Top of Text provided
Many people suffer from a devastating condition known as critical limb ischemia (CLI) that can lead to muscle wasting and even amputation. The disease is linked to the blockage of blood flow to the skeletal muscle and current treatment options include rehabilitative exercise and surgical bypass of blood vessels. New preclinical research suggests there may be a way to restore blood supply in skeletal muscle without traditional intervention.
Scientists at The University of Texas Health Science Center at Houston (UTHealth) and the Salk Institute for Biological Studies announced in the March 2 print issue of the journal Cell Metabolism that they have identified a genetic switch that can increase the number of blood vessels in the skeletal muscle of non-exercising mice.
Skeletal muscle is composed of two types of fibers: slow twitch fibers that inherently have a dense supply of blood vessels and fast twitch fibers that have fewer blood vessels. The researchers used a gene switch known as estrogen-related receptor gamma (ERR gamma) that when activated in fast twitch fibers of mice by genetic engineering, converts these fibers into slow twitch fibers.
"This consequently resulted in a striking increase in muscle blood supply as measured by imaging and angiography," said Vihang Narkar, Ph.D., lead investigator and assistant professor of molecular medicine at the UTHealth Medical School. "These genetically-transformed muscles also acquire other characteristics of slow muscles, such as improved metabolic capacity and fatigue resistance that can be additionally beneficial in resolving muscle vascular disease."
Narkar, whose UTHealth laboratory is in the Center for Diabetes and Obesity Research at the Brown Foundation Institute of Molecular Medicine for the Prevention of Human Diseases, said, "The identification of the estrogen-related receptor gamma vascular switch will open potential therapeutic avenues for treating CLI and other cardiovascular diseases linked to defective blood supply."
Bottom of Text provided
Top of Dataset
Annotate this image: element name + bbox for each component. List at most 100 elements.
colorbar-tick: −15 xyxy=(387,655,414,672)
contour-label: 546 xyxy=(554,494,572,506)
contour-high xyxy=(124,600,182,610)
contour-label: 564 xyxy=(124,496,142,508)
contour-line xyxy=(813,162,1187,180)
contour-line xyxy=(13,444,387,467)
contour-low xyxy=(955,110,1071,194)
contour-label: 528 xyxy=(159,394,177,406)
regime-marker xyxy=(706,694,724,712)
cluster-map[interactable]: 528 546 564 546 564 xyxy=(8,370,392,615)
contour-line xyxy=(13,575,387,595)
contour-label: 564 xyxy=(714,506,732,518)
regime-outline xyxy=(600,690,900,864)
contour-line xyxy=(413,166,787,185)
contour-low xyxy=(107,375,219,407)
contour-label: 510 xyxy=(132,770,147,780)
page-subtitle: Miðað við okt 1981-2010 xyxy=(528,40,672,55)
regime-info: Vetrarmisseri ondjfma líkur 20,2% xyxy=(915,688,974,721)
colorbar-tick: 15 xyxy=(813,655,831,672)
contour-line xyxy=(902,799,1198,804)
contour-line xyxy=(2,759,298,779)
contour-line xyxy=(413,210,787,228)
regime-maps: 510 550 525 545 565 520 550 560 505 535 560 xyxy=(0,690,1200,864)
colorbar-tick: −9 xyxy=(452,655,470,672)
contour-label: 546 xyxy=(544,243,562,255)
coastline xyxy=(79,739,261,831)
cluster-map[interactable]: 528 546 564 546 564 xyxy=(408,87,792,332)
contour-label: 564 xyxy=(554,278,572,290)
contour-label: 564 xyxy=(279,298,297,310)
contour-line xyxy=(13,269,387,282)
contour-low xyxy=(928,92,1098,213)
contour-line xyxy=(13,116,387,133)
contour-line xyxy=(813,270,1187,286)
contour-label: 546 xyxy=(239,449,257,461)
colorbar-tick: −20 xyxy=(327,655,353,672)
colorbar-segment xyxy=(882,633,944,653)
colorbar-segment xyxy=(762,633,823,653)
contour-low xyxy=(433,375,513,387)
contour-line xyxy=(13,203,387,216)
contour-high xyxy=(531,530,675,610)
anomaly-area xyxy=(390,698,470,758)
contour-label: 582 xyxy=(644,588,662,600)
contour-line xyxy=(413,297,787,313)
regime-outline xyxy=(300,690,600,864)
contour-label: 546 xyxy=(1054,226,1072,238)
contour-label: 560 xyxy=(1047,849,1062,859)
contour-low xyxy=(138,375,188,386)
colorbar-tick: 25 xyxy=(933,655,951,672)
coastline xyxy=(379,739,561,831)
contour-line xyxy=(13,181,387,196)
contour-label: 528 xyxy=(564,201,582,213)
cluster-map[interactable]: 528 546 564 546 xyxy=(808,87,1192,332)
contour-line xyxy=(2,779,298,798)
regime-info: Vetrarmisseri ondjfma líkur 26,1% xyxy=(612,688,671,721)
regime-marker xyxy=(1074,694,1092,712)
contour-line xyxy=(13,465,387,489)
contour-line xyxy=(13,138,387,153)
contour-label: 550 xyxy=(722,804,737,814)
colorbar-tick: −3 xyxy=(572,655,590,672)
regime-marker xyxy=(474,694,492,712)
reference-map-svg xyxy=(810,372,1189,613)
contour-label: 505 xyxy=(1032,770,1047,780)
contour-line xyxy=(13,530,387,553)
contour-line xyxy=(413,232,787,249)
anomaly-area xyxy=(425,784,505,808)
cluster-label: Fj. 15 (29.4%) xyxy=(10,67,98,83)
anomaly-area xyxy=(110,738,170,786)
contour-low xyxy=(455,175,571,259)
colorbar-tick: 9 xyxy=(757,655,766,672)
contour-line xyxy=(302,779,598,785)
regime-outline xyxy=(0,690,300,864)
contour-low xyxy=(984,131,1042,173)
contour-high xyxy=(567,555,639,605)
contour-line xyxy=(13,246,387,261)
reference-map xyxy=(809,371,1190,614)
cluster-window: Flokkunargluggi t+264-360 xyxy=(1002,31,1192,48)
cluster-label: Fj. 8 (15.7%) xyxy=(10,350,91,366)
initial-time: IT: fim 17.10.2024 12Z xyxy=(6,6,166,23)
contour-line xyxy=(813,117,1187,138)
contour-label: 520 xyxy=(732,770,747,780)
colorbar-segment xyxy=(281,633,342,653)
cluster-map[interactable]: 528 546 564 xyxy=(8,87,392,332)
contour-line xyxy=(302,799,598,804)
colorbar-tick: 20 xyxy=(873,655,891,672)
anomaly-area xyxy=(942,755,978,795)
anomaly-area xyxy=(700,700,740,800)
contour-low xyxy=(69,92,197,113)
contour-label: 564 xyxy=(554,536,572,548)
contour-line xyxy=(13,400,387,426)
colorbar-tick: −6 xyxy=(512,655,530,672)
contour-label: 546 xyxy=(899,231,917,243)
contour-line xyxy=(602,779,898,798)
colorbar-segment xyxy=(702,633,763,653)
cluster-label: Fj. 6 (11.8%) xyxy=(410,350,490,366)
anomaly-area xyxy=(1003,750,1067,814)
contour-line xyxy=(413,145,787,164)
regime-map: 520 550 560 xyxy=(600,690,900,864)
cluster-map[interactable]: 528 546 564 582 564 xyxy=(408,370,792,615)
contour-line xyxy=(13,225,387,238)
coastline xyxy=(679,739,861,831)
Bottom of Dataset
Exercise description:
Reproduce the text on the genetic switch that increases blood vessels in mouse skeletal muscle in full, word for word. These records were drawn from a separate source.

Written answer:
Many people suffer from a devastating condition known as critical limb ischemia (CLI) that can lead to muscle wasting and even amputation. The disease is linked to the blockage of blood flow to the skeletal muscle and current treatment options include rehabilitative exercise and surgical bypass of blood vessels. New preclinical research suggests there may be a way to restore blood supply in skeletal muscle without traditional intervention.
Scientists at The University of Texas Health Science Center at Houston (UTHealth) and the Salk Institute for Biological Studies announced in the March 2 print issue of the journal Cell Metabolism that they have identified a genetic switch that can increase the number of blood vessels in the skeletal muscle of non-exercising mice.
Skeletal muscle is composed of two types of fibers: slow twitch fibers that inherently have a dense supply of blood vessels and fast twitch fibers that have fewer blood vessels. The researchers used a gene switch known as estrogen-related receptor gamma (ERR gamma) that when activated in fast twitch fibers of mice by genetic engineering, converts these fibers into slow twitch fibers.
"This consequently resulted in a striking increase in muscle blood supply as measured by imaging and angiography," said Vihang Narkar, Ph.D., lead investigator and assistant professor of molecular medicine at the UTHealth Medical School. "These genetically-transformed muscles also acquire other characteristics of slow muscles, such as improved metabolic capacity and fatigue resistance that can be additionally beneficial in resolving muscle vascular disease."
Narkar, whose UTHealth laboratory is in the Center for Diabetes and Obesity Research at the Brown Foundation Institute of Molecular Medicine for the Prevention of Human Diseases, said, "The identification of the estrogen-related receptor gamma vascular switch will open potential therapeutic avenues for treating CLI and other cardiovascular diseases linked to defective blood supply."